# Your objective
Reproduce exactly, with no other output, every line of the data below from the line containing "OCR this image." to the end, inclusive.

— BEGIN —

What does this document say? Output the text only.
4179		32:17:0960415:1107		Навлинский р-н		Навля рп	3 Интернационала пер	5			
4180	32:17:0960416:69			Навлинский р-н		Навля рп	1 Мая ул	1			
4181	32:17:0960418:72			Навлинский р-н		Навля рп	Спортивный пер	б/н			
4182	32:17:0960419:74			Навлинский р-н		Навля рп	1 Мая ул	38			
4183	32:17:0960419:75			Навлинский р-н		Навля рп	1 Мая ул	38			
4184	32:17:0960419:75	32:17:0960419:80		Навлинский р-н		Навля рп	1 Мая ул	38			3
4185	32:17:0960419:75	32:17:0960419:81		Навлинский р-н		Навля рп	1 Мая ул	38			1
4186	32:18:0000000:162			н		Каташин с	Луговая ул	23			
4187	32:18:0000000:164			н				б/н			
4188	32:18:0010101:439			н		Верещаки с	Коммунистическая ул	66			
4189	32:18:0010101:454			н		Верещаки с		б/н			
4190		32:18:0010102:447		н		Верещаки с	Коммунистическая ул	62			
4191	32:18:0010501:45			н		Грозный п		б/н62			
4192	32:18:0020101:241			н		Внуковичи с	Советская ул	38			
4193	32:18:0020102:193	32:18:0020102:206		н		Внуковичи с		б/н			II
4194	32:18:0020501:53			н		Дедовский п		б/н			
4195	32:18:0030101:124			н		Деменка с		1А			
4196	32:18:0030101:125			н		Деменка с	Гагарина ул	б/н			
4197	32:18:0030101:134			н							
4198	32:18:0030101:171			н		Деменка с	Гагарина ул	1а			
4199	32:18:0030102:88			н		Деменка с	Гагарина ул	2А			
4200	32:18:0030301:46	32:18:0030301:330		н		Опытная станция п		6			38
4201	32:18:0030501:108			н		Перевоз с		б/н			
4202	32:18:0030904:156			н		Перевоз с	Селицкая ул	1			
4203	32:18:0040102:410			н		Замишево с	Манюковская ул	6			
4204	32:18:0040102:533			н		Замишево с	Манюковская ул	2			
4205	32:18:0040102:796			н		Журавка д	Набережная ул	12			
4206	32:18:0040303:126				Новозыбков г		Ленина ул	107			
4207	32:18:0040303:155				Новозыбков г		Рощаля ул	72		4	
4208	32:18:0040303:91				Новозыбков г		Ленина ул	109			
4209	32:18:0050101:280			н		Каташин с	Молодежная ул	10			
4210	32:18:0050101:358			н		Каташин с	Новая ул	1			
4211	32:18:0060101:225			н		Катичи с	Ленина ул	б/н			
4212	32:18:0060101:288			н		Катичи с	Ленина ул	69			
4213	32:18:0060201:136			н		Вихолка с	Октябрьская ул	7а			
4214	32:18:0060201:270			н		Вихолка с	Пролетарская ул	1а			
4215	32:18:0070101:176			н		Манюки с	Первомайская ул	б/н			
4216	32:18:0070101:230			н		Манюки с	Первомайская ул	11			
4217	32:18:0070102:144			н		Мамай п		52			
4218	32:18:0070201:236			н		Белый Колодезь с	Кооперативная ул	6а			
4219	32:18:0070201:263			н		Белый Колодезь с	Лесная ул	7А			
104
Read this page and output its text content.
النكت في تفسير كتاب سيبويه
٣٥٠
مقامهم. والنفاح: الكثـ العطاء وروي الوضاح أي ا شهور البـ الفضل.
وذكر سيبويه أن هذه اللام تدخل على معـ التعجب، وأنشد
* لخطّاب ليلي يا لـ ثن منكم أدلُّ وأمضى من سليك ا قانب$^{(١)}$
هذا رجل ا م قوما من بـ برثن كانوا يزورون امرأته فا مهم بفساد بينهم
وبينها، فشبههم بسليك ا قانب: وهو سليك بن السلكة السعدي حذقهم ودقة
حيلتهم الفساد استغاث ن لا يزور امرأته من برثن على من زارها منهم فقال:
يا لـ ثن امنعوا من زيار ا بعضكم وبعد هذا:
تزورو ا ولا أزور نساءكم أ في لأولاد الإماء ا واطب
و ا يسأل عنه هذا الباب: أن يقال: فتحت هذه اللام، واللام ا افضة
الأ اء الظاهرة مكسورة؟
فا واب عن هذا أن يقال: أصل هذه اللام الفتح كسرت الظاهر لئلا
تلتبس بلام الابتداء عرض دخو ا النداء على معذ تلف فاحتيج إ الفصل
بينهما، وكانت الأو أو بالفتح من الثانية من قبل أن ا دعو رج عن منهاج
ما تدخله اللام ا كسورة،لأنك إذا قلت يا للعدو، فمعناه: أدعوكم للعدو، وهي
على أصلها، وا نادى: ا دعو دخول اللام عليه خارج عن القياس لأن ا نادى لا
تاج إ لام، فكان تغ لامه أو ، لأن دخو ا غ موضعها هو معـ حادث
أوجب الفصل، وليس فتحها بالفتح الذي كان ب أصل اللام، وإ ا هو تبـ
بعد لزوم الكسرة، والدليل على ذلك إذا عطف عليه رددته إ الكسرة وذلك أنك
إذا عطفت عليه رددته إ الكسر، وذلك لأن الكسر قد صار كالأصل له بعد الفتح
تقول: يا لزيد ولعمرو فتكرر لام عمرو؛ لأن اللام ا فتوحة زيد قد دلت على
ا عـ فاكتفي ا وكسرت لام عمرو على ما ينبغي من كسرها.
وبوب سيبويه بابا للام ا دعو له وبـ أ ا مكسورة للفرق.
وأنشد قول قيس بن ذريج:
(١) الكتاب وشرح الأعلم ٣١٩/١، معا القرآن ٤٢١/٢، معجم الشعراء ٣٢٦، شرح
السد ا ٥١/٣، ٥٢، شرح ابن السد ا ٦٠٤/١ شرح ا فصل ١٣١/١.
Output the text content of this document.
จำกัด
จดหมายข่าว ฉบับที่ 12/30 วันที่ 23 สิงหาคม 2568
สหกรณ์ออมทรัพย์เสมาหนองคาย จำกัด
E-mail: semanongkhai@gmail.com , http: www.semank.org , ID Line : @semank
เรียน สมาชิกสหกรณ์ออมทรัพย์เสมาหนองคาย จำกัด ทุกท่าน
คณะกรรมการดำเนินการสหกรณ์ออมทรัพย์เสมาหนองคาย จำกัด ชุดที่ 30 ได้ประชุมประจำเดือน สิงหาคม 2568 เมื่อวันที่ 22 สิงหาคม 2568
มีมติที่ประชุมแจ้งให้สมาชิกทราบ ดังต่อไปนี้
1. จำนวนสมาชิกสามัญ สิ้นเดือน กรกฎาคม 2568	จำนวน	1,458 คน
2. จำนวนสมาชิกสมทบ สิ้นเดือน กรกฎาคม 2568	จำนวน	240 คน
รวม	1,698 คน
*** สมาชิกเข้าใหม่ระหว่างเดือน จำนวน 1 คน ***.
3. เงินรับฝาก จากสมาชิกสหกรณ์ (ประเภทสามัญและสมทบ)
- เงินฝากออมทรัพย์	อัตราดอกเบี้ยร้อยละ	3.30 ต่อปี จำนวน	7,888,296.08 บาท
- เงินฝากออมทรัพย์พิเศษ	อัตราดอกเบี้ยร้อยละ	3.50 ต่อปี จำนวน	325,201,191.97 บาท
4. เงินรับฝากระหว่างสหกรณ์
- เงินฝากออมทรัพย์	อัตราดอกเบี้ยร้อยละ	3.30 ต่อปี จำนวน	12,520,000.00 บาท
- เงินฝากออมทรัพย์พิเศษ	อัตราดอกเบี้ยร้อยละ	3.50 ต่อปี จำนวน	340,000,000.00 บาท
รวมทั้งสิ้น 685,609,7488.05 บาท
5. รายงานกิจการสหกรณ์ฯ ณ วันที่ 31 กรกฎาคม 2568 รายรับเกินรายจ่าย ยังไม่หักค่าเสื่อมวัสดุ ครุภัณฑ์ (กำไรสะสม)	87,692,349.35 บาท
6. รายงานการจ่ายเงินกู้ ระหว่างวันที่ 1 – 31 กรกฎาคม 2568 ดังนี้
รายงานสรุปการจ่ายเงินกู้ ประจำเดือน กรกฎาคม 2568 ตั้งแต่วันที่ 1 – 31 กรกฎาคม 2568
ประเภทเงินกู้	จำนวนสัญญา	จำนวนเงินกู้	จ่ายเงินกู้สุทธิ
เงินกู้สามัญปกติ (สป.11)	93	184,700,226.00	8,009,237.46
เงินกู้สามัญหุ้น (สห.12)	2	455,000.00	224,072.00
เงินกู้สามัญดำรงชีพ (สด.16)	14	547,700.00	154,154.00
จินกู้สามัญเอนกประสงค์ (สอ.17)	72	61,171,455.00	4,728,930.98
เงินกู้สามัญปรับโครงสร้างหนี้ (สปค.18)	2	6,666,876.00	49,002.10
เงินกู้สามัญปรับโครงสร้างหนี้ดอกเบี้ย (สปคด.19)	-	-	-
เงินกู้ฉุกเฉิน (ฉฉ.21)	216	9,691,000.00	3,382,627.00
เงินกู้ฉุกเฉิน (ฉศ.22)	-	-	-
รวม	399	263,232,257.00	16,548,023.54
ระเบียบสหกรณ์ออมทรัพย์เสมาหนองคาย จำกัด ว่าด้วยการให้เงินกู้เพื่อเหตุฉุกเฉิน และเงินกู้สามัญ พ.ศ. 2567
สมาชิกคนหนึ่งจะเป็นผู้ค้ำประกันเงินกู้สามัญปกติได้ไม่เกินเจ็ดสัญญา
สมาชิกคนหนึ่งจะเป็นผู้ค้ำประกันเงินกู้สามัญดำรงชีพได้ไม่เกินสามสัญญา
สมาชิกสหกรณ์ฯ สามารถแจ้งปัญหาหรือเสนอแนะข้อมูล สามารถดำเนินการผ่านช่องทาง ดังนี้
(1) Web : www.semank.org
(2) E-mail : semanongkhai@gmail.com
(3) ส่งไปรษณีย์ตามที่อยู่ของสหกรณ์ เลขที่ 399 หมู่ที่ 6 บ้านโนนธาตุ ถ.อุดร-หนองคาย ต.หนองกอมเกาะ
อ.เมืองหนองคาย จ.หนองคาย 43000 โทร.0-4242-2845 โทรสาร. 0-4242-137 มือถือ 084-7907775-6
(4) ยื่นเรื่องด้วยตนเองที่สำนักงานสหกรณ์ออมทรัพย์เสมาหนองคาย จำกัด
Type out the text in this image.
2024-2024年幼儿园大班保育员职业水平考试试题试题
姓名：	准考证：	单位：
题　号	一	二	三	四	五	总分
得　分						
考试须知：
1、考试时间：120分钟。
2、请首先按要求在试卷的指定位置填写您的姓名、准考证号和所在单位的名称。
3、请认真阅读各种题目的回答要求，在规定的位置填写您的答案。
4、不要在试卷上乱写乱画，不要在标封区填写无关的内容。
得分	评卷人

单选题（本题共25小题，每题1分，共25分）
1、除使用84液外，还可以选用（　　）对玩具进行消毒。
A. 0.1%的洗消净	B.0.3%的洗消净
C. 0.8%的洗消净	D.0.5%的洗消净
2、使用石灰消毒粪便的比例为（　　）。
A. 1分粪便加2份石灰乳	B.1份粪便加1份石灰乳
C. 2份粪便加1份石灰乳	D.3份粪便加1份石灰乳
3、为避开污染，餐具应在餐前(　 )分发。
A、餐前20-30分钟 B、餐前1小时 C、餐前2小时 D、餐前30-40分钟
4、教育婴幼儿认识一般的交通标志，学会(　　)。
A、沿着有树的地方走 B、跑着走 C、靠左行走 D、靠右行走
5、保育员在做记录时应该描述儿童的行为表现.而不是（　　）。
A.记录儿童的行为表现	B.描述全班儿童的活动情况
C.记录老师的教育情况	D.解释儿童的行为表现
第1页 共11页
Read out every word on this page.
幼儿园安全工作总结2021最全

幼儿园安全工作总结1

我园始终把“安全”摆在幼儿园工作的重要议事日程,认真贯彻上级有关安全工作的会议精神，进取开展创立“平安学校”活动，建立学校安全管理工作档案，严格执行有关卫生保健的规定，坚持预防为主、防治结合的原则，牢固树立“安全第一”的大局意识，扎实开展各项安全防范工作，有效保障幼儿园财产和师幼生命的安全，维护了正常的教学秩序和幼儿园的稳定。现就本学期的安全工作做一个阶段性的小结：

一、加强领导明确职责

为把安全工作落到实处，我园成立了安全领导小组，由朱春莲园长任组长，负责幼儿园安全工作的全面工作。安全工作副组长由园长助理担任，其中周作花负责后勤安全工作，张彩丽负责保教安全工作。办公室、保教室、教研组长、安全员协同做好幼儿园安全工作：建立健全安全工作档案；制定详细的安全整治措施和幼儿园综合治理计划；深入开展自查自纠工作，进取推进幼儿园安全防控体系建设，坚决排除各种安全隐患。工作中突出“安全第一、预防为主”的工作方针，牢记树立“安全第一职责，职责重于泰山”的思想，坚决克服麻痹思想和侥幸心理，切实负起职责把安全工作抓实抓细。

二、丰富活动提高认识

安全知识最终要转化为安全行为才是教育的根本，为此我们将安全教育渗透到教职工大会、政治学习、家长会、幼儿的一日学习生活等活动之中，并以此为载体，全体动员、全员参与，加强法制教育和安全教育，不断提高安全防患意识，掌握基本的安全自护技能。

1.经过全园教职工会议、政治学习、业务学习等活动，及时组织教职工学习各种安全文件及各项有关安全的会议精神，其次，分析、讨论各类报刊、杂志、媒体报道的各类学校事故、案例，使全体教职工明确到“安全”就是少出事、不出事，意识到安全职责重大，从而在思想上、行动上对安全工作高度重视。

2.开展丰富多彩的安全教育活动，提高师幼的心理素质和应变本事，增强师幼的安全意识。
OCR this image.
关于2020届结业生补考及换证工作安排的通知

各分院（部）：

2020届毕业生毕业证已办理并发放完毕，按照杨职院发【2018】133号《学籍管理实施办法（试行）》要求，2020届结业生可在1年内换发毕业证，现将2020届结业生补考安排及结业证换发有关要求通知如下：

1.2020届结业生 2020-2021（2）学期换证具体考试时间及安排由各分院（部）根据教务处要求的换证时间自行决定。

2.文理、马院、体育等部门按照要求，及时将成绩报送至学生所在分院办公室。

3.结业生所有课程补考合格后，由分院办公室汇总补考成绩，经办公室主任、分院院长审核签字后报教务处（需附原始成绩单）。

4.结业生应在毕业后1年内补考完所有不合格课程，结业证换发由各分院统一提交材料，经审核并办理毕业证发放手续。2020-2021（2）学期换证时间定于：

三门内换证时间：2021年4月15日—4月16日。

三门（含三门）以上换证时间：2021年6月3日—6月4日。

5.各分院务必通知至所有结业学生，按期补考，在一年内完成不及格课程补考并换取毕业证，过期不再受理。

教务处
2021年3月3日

— END —

# Answer to the problem
OCR this image.
关于2020届结业生补考及换证工作安排的通知

各分院（部）：

2020届毕业生毕业证已办理并发放完毕，按照杨职院发【2018】133号《学籍管理实施办法（试行）》要求，2020届结业生可在1年内换发毕业证，现将2020届结业生补考安排及结业证换发有关要求通知如下：

1.2020届结业生 2020-2021（2）学期换证具体考试时间及安排由各分院（部）根据教务处要求的换证时间自行决定。

2.文理、马院、体育等部门按照要求，及时将成绩报送至学生所在分院办公室。

3.结业生所有课程补考合格后，由分院办公室汇总补考成绩，经办公室主任、分院院长审核签字后报教务处（需附原始成绩单）。

4.结业生应在毕业后1年内补考完所有不合格课程，结业证换发由各分院统一提交材料，经审核并办理毕业证发放手续。2020-2021（2）学期换证时间定于：

三门内换证时间：2021年4月15日—4月16日。

三门（含三门）以上换证时间：2021年6月3日—6月4日。

5.各分院务必通知至所有结业学生，按期补考，在一年内完成不及格课程补考并换取毕业证，过期不再受理。

教务处
2021年3月3日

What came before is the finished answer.